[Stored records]
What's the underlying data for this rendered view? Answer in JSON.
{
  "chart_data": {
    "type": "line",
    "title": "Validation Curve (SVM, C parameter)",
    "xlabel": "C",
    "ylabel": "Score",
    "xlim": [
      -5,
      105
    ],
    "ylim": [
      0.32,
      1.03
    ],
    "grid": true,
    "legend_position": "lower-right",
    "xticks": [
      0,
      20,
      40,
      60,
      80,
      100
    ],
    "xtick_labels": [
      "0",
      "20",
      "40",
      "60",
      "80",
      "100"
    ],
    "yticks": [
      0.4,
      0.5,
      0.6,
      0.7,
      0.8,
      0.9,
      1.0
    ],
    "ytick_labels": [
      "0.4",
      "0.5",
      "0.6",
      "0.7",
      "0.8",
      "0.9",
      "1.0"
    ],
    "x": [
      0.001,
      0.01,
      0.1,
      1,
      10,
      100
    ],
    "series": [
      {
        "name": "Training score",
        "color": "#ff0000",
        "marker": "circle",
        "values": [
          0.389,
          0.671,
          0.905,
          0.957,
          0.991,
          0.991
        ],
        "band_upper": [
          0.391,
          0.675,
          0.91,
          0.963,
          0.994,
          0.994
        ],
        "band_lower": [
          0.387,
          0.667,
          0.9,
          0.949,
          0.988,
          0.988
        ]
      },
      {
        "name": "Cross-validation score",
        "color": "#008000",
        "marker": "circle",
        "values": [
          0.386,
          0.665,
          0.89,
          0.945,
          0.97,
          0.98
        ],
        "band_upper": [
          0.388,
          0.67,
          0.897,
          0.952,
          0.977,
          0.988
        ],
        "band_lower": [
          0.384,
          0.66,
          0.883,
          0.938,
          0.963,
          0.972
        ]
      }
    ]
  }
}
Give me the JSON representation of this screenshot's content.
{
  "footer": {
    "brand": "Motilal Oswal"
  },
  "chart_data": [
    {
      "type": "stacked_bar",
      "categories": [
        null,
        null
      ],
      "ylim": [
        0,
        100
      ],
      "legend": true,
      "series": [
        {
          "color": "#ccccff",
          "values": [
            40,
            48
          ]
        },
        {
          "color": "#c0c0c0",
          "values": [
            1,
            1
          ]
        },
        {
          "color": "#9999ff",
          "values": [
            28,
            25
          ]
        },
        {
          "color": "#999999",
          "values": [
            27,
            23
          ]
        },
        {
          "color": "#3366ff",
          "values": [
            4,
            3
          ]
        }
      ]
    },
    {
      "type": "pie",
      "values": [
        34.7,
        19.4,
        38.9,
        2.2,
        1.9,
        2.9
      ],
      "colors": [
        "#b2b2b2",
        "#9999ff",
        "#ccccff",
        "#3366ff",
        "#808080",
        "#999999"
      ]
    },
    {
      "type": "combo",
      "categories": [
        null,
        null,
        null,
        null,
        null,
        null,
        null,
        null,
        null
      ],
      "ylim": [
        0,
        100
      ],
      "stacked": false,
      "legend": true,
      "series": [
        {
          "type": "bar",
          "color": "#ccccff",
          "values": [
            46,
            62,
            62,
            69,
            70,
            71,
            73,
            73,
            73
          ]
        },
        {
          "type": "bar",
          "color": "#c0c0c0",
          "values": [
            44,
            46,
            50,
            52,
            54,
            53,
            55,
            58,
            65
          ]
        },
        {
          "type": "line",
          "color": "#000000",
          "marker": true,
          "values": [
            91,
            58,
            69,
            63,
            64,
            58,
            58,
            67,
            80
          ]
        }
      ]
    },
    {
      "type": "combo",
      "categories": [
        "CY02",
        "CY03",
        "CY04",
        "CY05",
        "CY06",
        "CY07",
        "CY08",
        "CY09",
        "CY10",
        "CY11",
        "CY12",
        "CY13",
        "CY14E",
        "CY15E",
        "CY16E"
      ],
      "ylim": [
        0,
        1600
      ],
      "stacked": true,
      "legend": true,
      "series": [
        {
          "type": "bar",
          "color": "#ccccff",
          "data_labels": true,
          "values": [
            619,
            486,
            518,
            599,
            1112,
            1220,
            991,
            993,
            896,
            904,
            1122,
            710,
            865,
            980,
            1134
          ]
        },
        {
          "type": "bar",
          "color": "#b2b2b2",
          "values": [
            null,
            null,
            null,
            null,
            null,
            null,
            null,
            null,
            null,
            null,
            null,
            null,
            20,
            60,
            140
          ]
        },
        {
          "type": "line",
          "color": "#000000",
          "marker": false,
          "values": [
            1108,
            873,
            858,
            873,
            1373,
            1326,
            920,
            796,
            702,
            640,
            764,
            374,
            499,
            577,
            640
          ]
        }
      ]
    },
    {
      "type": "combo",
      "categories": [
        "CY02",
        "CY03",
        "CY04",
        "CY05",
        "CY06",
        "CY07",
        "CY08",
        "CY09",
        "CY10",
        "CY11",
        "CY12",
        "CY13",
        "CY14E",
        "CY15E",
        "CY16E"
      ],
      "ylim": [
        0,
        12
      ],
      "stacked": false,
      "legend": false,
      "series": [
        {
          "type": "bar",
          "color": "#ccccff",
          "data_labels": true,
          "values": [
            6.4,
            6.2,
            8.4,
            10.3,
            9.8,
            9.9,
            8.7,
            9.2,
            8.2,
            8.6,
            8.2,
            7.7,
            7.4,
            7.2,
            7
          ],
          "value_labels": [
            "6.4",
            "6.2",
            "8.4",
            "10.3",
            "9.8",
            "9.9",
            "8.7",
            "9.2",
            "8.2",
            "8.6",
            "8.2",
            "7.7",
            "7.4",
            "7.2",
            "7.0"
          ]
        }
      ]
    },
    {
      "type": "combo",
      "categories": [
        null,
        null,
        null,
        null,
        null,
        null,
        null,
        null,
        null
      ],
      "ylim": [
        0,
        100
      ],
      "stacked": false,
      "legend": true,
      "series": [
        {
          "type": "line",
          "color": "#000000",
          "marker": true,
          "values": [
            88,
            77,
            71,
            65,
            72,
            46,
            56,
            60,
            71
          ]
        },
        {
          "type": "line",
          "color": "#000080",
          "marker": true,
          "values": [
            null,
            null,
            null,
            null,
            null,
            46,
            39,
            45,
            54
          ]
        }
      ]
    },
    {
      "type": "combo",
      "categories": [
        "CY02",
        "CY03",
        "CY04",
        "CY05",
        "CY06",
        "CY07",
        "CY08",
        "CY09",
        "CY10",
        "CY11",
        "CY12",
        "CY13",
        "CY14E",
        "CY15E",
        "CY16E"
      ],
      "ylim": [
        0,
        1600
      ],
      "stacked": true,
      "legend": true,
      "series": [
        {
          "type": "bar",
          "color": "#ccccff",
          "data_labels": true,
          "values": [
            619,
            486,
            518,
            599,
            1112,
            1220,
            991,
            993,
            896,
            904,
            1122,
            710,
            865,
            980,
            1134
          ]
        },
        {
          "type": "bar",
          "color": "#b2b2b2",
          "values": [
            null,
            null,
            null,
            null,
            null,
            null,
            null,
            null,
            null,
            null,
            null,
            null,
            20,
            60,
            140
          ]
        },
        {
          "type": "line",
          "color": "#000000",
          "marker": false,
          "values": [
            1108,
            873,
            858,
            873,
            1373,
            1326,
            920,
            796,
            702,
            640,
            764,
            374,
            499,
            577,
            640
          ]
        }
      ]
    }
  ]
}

* * *

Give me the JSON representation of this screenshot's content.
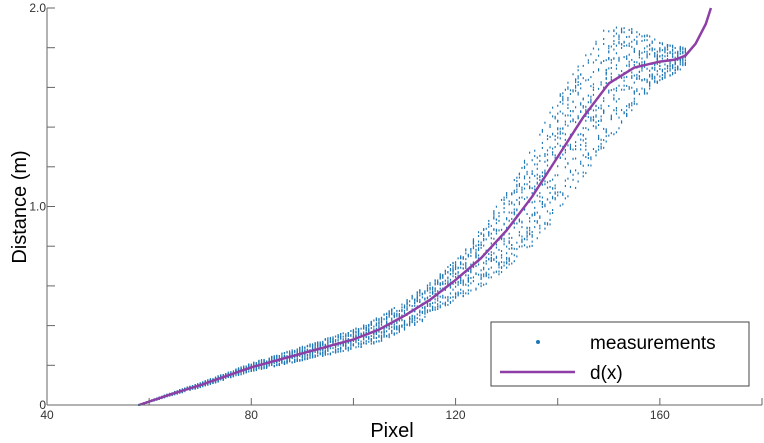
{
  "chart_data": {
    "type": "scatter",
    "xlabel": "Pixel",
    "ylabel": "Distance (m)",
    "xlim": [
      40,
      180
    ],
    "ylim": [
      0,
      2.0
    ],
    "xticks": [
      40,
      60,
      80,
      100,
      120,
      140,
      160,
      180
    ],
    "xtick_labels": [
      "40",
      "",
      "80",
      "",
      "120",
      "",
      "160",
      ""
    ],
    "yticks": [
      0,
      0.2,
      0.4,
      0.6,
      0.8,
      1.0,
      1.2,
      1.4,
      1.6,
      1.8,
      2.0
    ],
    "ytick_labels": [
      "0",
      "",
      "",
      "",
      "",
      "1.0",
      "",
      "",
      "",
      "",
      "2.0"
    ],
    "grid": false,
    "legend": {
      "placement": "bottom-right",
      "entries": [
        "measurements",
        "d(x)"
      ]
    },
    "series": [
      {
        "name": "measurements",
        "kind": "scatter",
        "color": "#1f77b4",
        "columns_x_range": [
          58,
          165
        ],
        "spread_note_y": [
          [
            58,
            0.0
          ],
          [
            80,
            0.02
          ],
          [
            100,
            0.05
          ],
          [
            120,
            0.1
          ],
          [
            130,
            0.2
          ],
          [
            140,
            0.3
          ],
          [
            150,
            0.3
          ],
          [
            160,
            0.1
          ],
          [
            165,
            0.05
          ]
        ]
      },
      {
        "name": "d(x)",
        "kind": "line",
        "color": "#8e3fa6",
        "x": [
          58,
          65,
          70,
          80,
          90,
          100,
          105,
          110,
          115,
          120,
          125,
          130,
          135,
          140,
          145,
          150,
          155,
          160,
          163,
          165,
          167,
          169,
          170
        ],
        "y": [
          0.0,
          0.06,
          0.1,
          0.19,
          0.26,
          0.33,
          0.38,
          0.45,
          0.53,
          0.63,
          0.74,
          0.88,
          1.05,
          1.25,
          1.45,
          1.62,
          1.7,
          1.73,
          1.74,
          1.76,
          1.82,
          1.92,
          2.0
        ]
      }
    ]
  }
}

* * *

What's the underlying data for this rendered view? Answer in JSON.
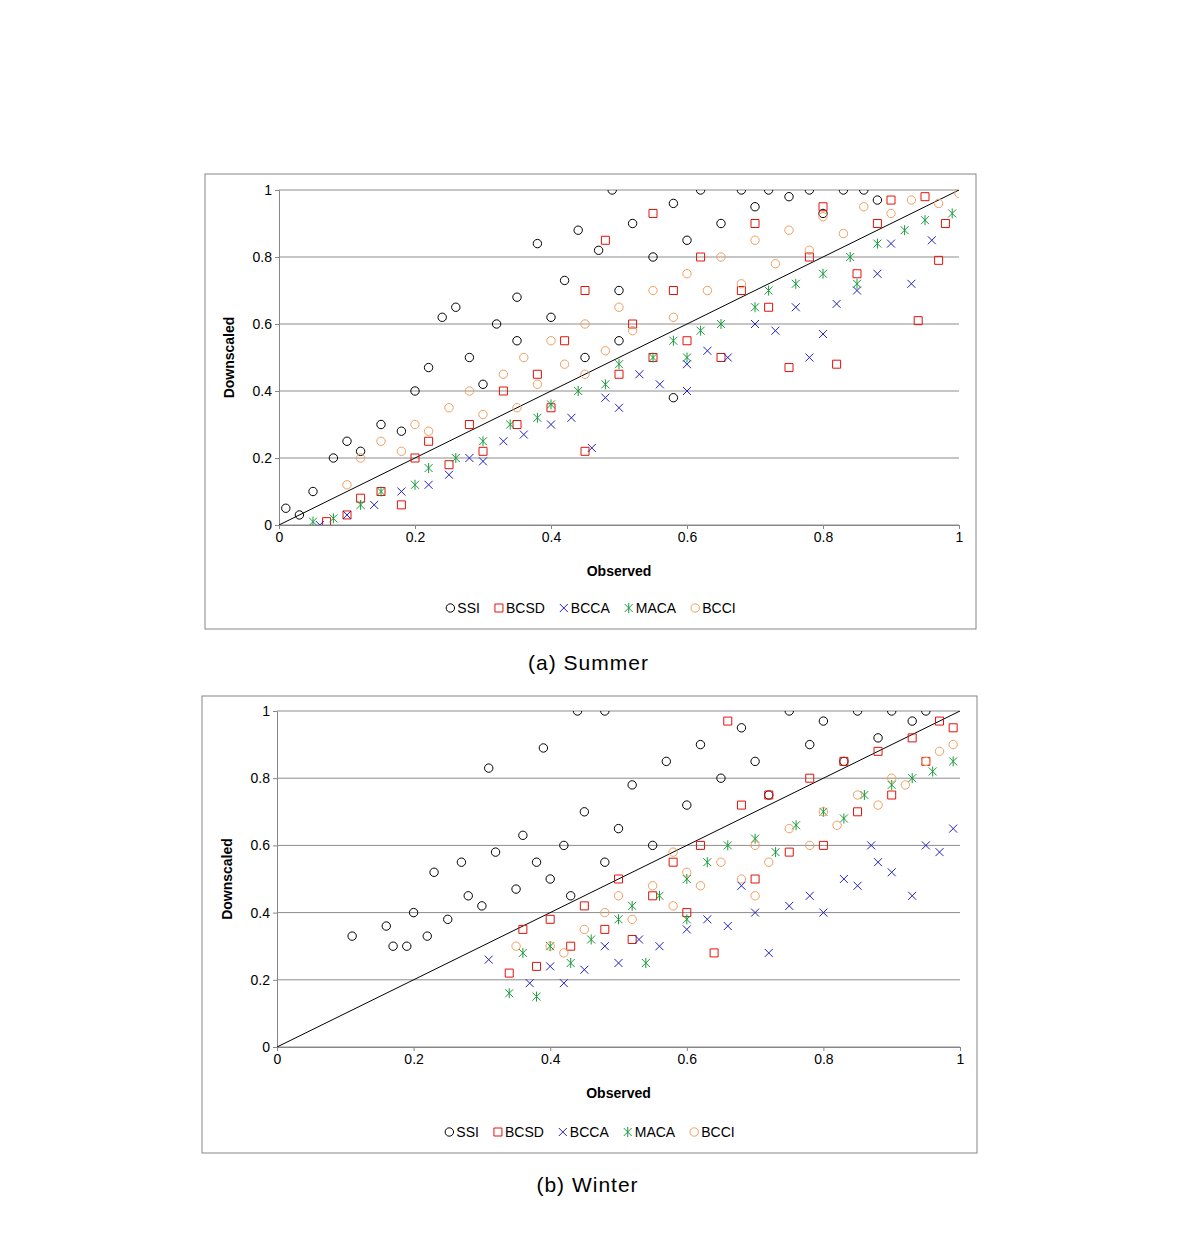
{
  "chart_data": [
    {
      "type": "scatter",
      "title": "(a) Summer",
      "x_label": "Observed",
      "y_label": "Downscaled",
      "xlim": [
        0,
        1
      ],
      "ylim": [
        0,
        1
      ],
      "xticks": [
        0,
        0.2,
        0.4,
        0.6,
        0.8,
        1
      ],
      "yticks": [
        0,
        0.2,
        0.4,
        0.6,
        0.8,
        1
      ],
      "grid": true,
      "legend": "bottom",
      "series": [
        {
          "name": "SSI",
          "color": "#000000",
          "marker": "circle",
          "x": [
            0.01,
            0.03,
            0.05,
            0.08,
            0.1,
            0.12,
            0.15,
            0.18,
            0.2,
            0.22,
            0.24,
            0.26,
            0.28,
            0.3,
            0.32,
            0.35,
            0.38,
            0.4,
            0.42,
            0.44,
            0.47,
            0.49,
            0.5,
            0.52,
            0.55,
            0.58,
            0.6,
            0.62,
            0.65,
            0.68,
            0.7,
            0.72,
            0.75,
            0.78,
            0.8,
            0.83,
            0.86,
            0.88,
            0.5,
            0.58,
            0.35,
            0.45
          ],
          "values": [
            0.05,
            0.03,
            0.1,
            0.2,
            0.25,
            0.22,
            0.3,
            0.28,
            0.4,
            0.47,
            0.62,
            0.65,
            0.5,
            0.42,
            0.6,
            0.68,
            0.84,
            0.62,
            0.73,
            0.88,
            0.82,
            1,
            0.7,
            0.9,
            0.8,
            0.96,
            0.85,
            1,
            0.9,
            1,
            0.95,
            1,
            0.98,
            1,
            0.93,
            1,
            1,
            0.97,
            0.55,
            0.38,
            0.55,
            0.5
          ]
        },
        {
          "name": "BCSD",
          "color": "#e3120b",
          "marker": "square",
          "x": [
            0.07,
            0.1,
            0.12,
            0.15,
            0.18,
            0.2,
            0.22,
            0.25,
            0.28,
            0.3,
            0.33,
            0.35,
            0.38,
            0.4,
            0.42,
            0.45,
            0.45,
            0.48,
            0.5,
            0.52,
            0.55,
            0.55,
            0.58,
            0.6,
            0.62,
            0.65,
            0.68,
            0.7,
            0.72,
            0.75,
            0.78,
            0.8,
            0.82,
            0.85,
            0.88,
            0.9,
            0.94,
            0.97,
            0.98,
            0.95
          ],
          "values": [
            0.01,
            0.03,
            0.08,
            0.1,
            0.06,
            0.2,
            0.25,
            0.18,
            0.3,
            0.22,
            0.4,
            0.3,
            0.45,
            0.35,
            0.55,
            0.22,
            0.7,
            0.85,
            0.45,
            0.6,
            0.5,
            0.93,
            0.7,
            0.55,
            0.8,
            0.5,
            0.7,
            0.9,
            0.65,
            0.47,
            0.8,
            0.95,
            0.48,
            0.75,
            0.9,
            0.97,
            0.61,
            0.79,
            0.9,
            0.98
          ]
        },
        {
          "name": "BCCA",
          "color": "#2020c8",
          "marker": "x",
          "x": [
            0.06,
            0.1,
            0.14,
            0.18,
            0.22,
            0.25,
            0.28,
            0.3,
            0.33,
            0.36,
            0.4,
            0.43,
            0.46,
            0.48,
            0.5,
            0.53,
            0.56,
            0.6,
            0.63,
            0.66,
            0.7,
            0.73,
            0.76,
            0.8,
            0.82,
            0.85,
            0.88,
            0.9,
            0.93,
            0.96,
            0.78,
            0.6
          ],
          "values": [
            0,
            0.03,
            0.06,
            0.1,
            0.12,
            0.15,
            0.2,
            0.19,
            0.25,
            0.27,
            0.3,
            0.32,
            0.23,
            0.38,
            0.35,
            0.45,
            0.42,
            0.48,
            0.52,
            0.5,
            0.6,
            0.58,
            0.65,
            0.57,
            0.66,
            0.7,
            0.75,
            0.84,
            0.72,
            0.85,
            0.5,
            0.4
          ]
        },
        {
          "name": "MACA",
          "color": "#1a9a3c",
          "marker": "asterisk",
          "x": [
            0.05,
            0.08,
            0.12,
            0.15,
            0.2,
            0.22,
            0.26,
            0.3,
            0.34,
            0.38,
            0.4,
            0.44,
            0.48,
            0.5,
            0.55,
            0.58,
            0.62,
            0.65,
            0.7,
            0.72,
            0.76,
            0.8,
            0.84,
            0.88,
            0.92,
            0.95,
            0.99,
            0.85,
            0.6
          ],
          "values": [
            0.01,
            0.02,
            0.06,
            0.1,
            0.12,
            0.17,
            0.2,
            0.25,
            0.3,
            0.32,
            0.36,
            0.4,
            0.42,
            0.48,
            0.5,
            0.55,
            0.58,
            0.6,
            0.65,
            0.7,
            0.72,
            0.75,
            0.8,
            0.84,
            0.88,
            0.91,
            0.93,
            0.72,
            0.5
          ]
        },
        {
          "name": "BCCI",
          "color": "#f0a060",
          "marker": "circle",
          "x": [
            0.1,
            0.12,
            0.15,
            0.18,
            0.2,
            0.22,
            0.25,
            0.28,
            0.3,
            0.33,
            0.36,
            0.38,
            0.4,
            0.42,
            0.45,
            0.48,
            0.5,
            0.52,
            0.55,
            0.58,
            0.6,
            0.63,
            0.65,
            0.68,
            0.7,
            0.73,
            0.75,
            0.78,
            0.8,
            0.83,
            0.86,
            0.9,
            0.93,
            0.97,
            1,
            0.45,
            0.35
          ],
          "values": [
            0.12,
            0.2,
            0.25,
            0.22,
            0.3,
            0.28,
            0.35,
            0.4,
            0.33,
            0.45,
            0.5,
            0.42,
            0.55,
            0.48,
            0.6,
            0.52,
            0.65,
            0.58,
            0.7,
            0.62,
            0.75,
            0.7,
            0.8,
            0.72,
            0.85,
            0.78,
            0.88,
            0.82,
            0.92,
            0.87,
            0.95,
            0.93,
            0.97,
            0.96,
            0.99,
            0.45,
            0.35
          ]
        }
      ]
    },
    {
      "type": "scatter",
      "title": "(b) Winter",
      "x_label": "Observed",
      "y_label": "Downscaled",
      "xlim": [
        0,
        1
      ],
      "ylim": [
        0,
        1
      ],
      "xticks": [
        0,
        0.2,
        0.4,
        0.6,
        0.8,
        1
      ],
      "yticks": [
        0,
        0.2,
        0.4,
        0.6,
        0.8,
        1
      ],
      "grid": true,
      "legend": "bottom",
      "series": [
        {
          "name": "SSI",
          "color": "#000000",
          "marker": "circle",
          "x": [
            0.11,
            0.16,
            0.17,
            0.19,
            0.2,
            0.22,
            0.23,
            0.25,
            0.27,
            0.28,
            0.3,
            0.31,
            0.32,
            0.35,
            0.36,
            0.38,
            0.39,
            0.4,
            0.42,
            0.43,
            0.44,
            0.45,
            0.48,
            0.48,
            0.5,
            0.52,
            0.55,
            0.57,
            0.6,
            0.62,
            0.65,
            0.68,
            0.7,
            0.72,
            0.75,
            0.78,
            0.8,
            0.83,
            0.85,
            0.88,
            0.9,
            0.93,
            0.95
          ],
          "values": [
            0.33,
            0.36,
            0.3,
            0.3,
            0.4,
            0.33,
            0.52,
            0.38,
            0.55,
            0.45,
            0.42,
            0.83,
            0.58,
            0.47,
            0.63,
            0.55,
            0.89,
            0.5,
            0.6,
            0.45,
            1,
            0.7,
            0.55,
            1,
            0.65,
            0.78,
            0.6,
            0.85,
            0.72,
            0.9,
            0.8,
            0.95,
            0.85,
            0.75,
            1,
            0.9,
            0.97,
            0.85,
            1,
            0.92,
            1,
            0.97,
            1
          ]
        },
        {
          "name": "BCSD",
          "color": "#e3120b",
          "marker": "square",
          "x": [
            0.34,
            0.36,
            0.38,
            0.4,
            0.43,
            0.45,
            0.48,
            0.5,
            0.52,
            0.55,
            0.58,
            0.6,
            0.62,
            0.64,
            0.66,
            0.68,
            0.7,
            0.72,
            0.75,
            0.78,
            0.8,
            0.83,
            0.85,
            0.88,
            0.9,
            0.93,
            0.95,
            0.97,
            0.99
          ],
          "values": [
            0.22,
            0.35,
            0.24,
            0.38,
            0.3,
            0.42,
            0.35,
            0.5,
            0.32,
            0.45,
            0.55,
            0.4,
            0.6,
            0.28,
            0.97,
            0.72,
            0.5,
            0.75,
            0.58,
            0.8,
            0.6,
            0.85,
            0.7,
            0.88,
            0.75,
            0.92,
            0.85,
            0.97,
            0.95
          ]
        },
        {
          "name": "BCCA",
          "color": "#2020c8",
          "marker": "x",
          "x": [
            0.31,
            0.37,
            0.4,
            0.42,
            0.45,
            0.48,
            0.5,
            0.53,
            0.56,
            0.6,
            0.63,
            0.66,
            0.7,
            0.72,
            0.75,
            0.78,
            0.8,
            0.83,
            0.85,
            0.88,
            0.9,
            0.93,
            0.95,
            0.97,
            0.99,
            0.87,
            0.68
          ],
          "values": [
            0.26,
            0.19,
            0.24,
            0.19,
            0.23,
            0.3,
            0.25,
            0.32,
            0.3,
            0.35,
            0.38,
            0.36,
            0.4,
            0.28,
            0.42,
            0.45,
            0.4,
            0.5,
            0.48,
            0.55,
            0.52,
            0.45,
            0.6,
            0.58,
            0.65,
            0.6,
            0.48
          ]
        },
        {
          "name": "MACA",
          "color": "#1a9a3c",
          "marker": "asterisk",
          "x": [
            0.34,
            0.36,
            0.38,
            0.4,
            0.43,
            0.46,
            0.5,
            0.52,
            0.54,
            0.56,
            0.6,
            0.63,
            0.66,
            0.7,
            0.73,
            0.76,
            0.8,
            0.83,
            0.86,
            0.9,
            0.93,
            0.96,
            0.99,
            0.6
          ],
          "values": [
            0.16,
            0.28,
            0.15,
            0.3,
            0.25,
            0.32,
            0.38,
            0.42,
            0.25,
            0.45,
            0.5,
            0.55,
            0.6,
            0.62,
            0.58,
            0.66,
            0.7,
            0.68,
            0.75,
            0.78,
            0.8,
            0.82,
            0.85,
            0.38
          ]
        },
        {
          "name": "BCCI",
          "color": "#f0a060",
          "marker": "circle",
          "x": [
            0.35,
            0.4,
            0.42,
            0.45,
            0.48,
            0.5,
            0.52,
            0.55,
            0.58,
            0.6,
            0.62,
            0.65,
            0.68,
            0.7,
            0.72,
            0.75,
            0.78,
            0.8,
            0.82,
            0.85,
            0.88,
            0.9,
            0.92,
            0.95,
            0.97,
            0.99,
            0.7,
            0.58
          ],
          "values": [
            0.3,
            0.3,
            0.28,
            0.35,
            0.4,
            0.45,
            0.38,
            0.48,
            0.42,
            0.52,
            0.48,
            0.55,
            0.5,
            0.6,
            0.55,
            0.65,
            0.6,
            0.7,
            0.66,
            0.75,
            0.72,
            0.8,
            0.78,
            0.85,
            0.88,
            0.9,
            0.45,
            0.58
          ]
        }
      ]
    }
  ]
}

PROBLEM REQUIREMENTS: Show every line above in which the word "grid" occurs.

RESULT FOR THIS EXERCISE:
    "grid": true,
    "grid": false,
      "grid": true,
      "grid": true,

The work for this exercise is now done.